>> Begin Exercise material

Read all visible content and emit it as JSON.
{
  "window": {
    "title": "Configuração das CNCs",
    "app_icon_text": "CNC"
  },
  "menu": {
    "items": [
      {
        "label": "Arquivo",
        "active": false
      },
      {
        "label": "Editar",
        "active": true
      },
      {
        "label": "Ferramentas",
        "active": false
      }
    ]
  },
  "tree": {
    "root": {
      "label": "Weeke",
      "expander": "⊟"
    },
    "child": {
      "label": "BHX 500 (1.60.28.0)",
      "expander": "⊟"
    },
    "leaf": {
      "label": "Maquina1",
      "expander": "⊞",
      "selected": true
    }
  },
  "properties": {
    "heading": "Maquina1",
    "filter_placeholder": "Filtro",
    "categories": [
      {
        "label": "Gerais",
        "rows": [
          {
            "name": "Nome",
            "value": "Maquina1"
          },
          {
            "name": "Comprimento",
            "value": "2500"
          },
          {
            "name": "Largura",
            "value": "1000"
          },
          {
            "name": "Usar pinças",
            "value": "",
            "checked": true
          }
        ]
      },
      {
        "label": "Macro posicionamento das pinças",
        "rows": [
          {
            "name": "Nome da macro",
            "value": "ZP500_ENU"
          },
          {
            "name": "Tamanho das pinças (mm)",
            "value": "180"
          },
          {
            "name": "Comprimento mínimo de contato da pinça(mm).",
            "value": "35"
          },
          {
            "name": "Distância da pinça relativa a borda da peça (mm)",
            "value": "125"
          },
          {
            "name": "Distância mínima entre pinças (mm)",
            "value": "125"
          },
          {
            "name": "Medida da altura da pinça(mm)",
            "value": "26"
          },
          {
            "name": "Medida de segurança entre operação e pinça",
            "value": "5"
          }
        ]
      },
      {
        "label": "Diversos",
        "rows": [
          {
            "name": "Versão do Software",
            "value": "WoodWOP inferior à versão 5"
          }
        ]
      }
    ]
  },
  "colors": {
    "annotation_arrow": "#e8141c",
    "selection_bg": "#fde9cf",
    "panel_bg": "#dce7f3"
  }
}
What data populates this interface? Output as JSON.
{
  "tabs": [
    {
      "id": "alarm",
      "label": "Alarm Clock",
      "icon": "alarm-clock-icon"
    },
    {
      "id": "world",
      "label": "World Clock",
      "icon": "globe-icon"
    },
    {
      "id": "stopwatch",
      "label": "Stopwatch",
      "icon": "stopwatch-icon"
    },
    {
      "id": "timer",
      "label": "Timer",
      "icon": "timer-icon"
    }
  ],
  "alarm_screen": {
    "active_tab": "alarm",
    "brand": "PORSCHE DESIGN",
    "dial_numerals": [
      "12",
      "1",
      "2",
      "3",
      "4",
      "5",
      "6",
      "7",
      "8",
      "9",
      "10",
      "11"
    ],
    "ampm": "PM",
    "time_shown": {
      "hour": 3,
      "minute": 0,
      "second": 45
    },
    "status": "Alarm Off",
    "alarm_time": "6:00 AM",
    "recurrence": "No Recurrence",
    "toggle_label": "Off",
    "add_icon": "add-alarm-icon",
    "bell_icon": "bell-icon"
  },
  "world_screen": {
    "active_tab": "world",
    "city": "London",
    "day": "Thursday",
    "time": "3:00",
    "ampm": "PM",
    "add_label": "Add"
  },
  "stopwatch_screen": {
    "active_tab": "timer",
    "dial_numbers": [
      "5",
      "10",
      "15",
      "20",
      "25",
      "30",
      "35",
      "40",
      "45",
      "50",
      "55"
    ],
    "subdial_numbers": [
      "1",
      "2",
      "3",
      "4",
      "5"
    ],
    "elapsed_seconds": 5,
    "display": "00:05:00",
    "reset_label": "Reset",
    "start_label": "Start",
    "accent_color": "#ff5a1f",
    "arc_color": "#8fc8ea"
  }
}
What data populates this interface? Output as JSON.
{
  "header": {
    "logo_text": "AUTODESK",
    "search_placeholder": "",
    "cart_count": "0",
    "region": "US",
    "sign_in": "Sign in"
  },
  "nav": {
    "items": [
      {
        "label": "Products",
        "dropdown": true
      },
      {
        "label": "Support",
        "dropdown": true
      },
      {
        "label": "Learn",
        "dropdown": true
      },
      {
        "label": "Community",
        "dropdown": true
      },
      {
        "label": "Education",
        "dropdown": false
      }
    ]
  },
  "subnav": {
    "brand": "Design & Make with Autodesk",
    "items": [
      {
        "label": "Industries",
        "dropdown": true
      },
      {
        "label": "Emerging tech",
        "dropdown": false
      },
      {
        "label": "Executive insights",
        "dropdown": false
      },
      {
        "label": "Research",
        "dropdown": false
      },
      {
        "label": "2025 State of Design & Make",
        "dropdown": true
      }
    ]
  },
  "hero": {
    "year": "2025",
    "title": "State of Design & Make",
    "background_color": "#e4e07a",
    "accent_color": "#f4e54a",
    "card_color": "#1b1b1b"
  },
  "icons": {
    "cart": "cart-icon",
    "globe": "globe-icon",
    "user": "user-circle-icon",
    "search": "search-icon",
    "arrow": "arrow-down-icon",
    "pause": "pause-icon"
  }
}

>> End Exercise material

List all lines holding the string "title".

    "title": "Configuração das CNCs",
    "title": "State of Design & Make",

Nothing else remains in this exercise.